Material for this task |
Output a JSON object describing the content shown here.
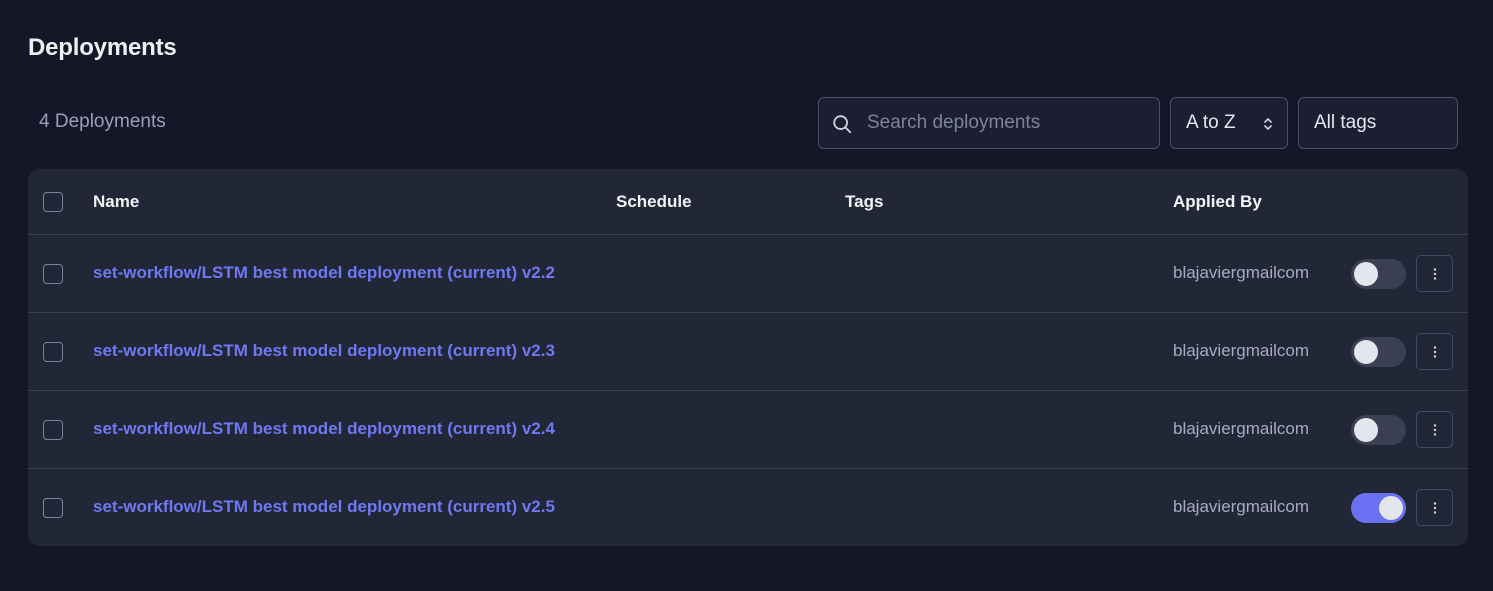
{
  "page": {
    "title": "Deployments",
    "count_label": "4 Deployments"
  },
  "toolbar": {
    "search_placeholder": "Search deployments",
    "sort_label": "A to Z",
    "tags_label": "All tags"
  },
  "table": {
    "columns": {
      "name": "Name",
      "schedule": "Schedule",
      "tags": "Tags",
      "applied_by": "Applied By"
    },
    "rows": [
      {
        "flow": "set-workflow",
        "sep": "/",
        "deployment": "LSTM best model deployment (current) v2.2",
        "applied_by": "blajaviergmailcom",
        "active": false
      },
      {
        "flow": "set-workflow",
        "sep": "/",
        "deployment": "LSTM best model deployment (current) v2.3",
        "applied_by": "blajaviergmailcom",
        "active": false
      },
      {
        "flow": "set-workflow",
        "sep": "/",
        "deployment": "LSTM best model deployment (current) v2.4",
        "applied_by": "blajaviergmailcom",
        "active": false
      },
      {
        "flow": "set-workflow",
        "sep": "/",
        "deployment": "LSTM best model deployment (current) v2.5",
        "applied_by": "blajaviergmailcom",
        "active": true
      }
    ]
  },
  "icons": {
    "search": "search-icon",
    "sort": "chevron-up-down-icon",
    "row_menu": "more-vertical-icon"
  },
  "colors": {
    "background": "#141728",
    "panel": "#222738",
    "link": "#6f78f0",
    "toggle_on": "#6b72f2",
    "toggle_off": "#3a3f52"
  }
}
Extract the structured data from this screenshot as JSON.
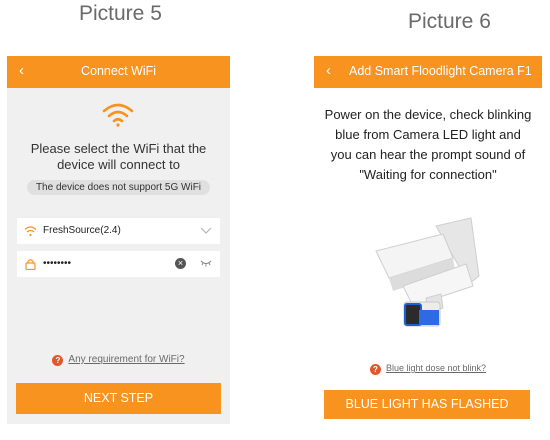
{
  "captions": {
    "left": "Picture 5",
    "right": "Picture 6"
  },
  "screen1": {
    "back_icon": "‹",
    "title": "Connect WiFi",
    "heading": "Please select the WiFi that the device will connect to",
    "notice": "The device does not support 5G WiFi",
    "ssid": "FreshSource(2.4)",
    "password_masked": "••••••••",
    "help_link": "Any requirement for WiFi?",
    "next_button": "NEXT STEP"
  },
  "screen2": {
    "back_icon": "‹",
    "title": "Add Smart Floodlight Camera F1",
    "instructions": "Power on the device, check blinking blue from Camera LED light and you can hear the prompt sound of \"Waiting for connection\"",
    "help_link": "Blue light dose not blink?",
    "confirm_button": "BLUE LIGHT HAS FLASHED"
  },
  "colors": {
    "accent": "#f7931e",
    "help_icon": "#e4572e"
  }
}
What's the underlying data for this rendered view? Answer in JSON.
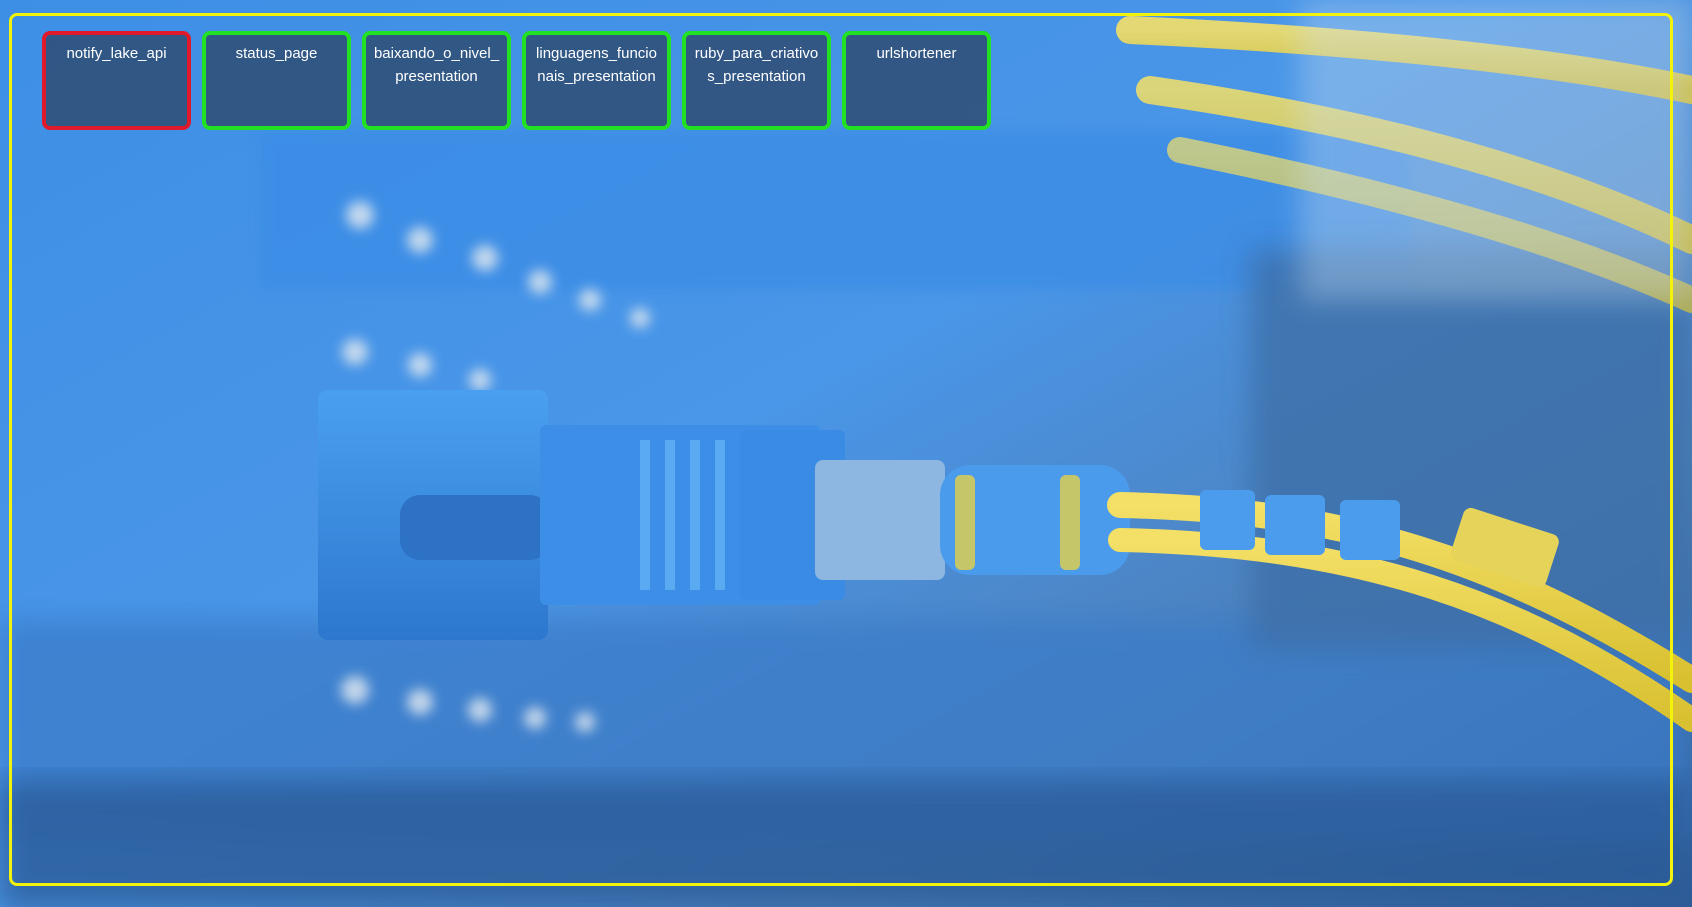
{
  "tiles": [
    {
      "label": "notify_lake_api",
      "status": "down"
    },
    {
      "label": "status_page",
      "status": "up"
    },
    {
      "label": "baixando_o_nivel_presentation",
      "status": "up"
    },
    {
      "label": "linguagens_funcionais_presentation",
      "status": "up"
    },
    {
      "label": "ruby_para_criativos_presentation",
      "status": "up"
    },
    {
      "label": "urlshortener",
      "status": "up"
    }
  ],
  "colors": {
    "frame": "#f2f20a",
    "tile_up_border": "#22e022",
    "tile_down_border": "#e01a2a",
    "tile_background": "#2d4669"
  },
  "background": "blue fiber optic connector with yellow cables"
}
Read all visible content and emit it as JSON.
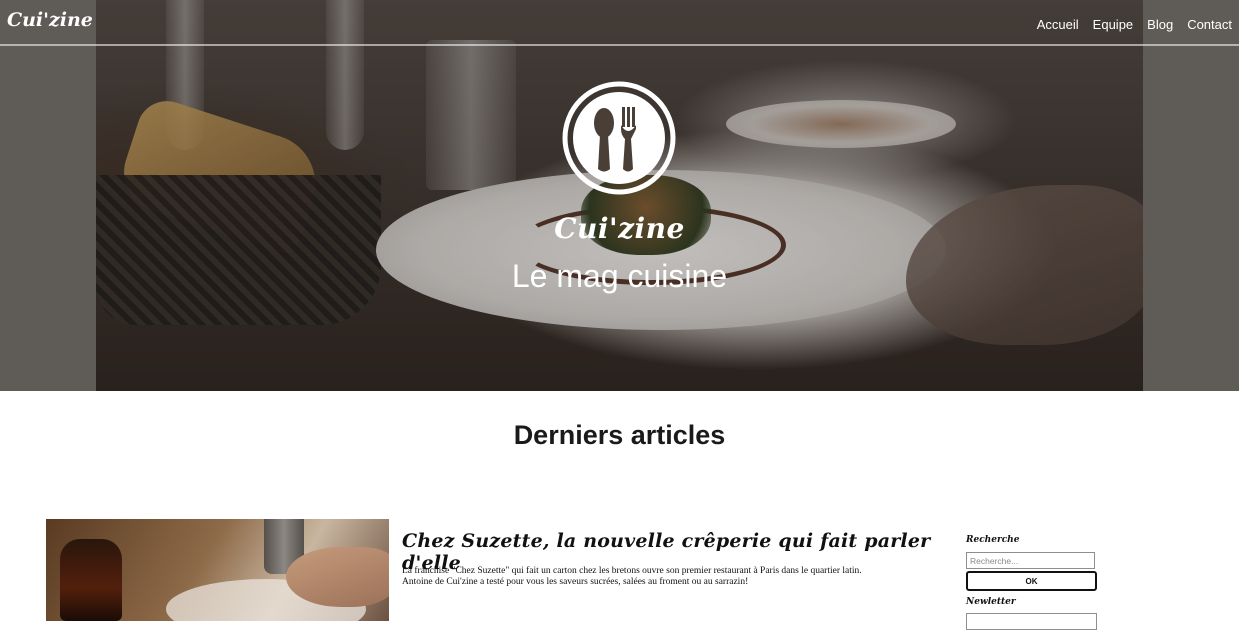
{
  "nav": {
    "brand": "Cui'zine",
    "links": [
      {
        "label": "Accueil"
      },
      {
        "label": "Equipe"
      },
      {
        "label": "Blog"
      },
      {
        "label": "Contact"
      }
    ]
  },
  "hero": {
    "logo_icon": "spoon-fork-icon",
    "title": "Cui'zine",
    "subtitle": "Le mag cuisine"
  },
  "main": {
    "section_title": "Derniers articles",
    "articles": [
      {
        "title": "Chez Suzette, la nouvelle crêperie qui fait parler d'elle",
        "excerpt_line1": "La franchise \"Chez Suzette\" qui fait un carton chez les bretons ouvre son premier restaurant à Paris dans le quartier latin.",
        "excerpt_line2": "Antoine de Cui'zine a testé pour vous les saveurs sucrées, salées au froment ou au sarrazin!"
      }
    ]
  },
  "sidebar": {
    "search_label": "Recherche",
    "search_placeholder": "Recherche...",
    "search_button": "OK",
    "newsletter_label": "Newletter"
  },
  "colors": {
    "hero_overlay": "#5e5954",
    "text": "#111111",
    "white": "#ffffff"
  }
}
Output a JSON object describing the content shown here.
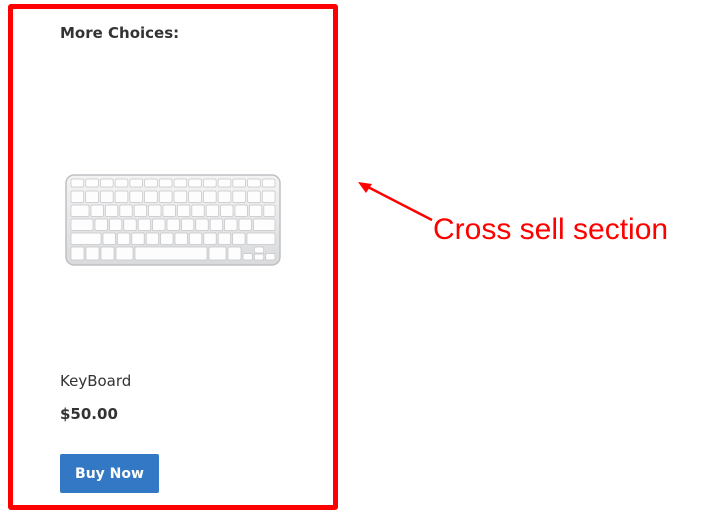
{
  "cross_sell": {
    "heading": "More Choices:",
    "product": {
      "name": "KeyBoard",
      "price": "$50.00",
      "buy_label": "Buy Now",
      "image_icon": "keyboard-image"
    }
  },
  "annotation": {
    "label": "Cross sell section",
    "color": "#ff0000"
  },
  "colors": {
    "button": "#3278c4",
    "highlight": "#ff0000",
    "text": "#333333"
  }
}
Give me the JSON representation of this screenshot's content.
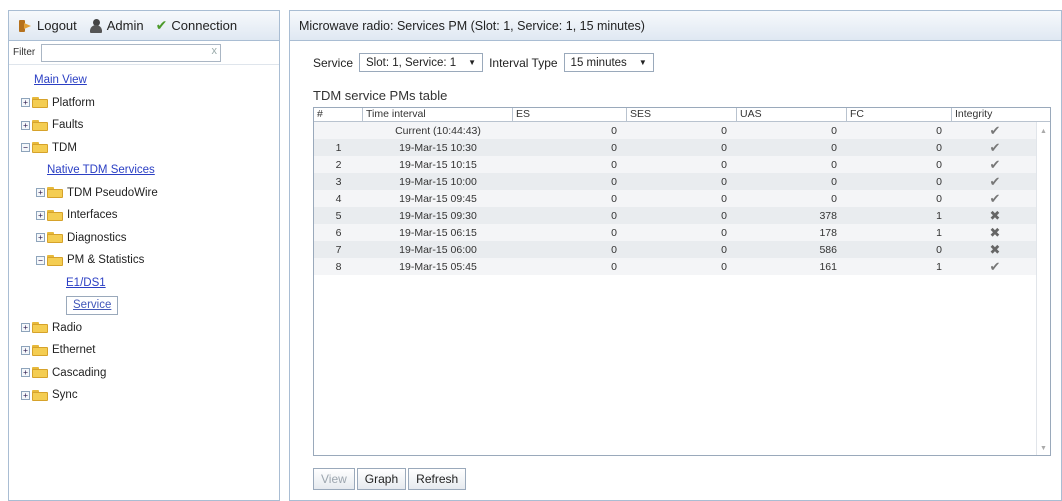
{
  "left_panel": {
    "toolbar": {
      "logout_label": "Logout",
      "admin_label": "Admin",
      "connection_label": "Connection"
    },
    "filter": {
      "label": "Filter",
      "value": "",
      "clear_icon": "x"
    },
    "tree": {
      "main_view": "Main View",
      "platform": "Platform",
      "faults": "Faults",
      "tdm": "TDM",
      "native_tdm_services": "Native TDM Services",
      "tdm_pseudowire": "TDM PseudoWire",
      "interfaces": "Interfaces",
      "diagnostics": "Diagnostics",
      "pm_statistics": "PM & Statistics",
      "e1ds1": "E1/DS1",
      "service": "Service",
      "radio": "Radio",
      "ethernet": "Ethernet",
      "cascading": "Cascading",
      "sync": "Sync"
    }
  },
  "main": {
    "title": "Microwave radio: Services PM (Slot: 1, Service: 1, 15 minutes)",
    "service_label": "Service",
    "service_value": "Slot: 1, Service: 1",
    "interval_label": "Interval Type",
    "interval_value": "15 minutes",
    "table_title": "TDM service PMs table",
    "columns": [
      "#",
      "Time interval",
      "ES",
      "SES",
      "UAS",
      "FC",
      "Integrity"
    ],
    "rows": [
      {
        "num": "",
        "time": "Current (10:44:43)",
        "es": "0",
        "ses": "0",
        "uas": "0",
        "fc": "0",
        "integrity": "ok"
      },
      {
        "num": "1",
        "time": "19-Mar-15 10:30",
        "es": "0",
        "ses": "0",
        "uas": "0",
        "fc": "0",
        "integrity": "ok"
      },
      {
        "num": "2",
        "time": "19-Mar-15 10:15",
        "es": "0",
        "ses": "0",
        "uas": "0",
        "fc": "0",
        "integrity": "ok"
      },
      {
        "num": "3",
        "time": "19-Mar-15 10:00",
        "es": "0",
        "ses": "0",
        "uas": "0",
        "fc": "0",
        "integrity": "ok"
      },
      {
        "num": "4",
        "time": "19-Mar-15 09:45",
        "es": "0",
        "ses": "0",
        "uas": "0",
        "fc": "0",
        "integrity": "ok"
      },
      {
        "num": "5",
        "time": "19-Mar-15 09:30",
        "es": "0",
        "ses": "0",
        "uas": "378",
        "fc": "1",
        "integrity": "fail"
      },
      {
        "num": "6",
        "time": "19-Mar-15 06:15",
        "es": "0",
        "ses": "0",
        "uas": "178",
        "fc": "1",
        "integrity": "fail"
      },
      {
        "num": "7",
        "time": "19-Mar-15 06:00",
        "es": "0",
        "ses": "0",
        "uas": "586",
        "fc": "0",
        "integrity": "fail"
      },
      {
        "num": "8",
        "time": "19-Mar-15 05:45",
        "es": "0",
        "ses": "0",
        "uas": "161",
        "fc": "1",
        "integrity": "ok"
      }
    ],
    "buttons": {
      "view": "View",
      "graph": "Graph",
      "refresh": "Refresh"
    }
  },
  "colors": {
    "link": "#2b3fc4",
    "panel_header": "#dfe8f2",
    "folder": "#f4cd52"
  },
  "icons": {
    "logout": "logout-icon",
    "admin": "admin-user-icon",
    "connection": "check-icon",
    "folder": "folder-icon",
    "integrity_ok": "checkmark-icon",
    "integrity_fail": "cross-icon"
  }
}
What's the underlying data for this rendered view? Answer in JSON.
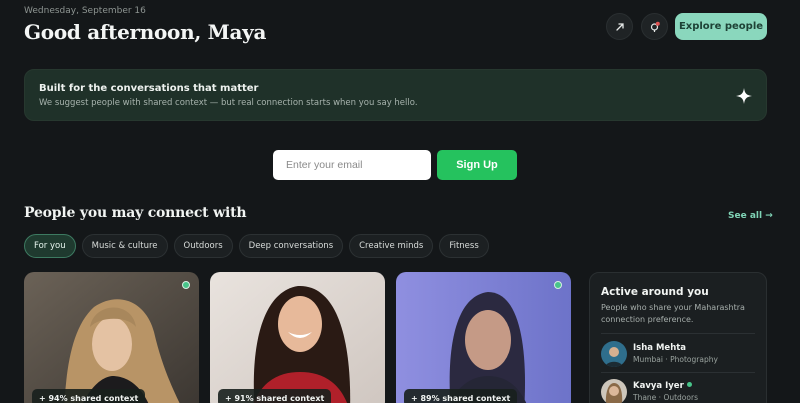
{
  "header": {
    "date": "Wednesday, September 16",
    "greeting": "Good afternoon, Maya",
    "explore_label": "Explore people",
    "icons": [
      "external-link-icon",
      "notification-icon"
    ]
  },
  "banner": {
    "title": "Built for the conversations that matter",
    "subtitle": "We suggest people with shared context — but real connection starts when you say hello.",
    "icon": "sparkle-icon"
  },
  "signup": {
    "email_placeholder": "Enter your email",
    "button_label": "Sign Up"
  },
  "section": {
    "title": "People you may connect with",
    "see_all": "See all →"
  },
  "chips": [
    "For you",
    "Music & culture",
    "Outdoors",
    "Deep conversations",
    "Creative minds",
    "Fitness"
  ],
  "cards": [
    {
      "match": "+ 94% shared context",
      "online": true
    },
    {
      "match": "+ 91% shared context",
      "online": false
    },
    {
      "match": "+ 89% shared context",
      "online": true
    }
  ],
  "active": {
    "title": "Active around you",
    "subtitle": "People who share your Maharashtra connection preference.",
    "people": [
      {
        "name": "Isha Mehta",
        "meta": "Mumbai · Photography",
        "online": false
      },
      {
        "name": "Kavya Iyer",
        "meta": "Thane · Outdoors",
        "online": true
      }
    ]
  },
  "colors": {
    "background": "#141719",
    "accent": "#8ad7bd",
    "signup": "#25c25e",
    "banner": "#1f3129"
  }
}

Exercise task |
Set out every line from the material that contains the string "Services".

Solution for this task |
      "native_tdm_services": "Native TDM Services",
    "title": "Microwave radio: Services PM (Slot: 1, Service: 1, 15 minutes)",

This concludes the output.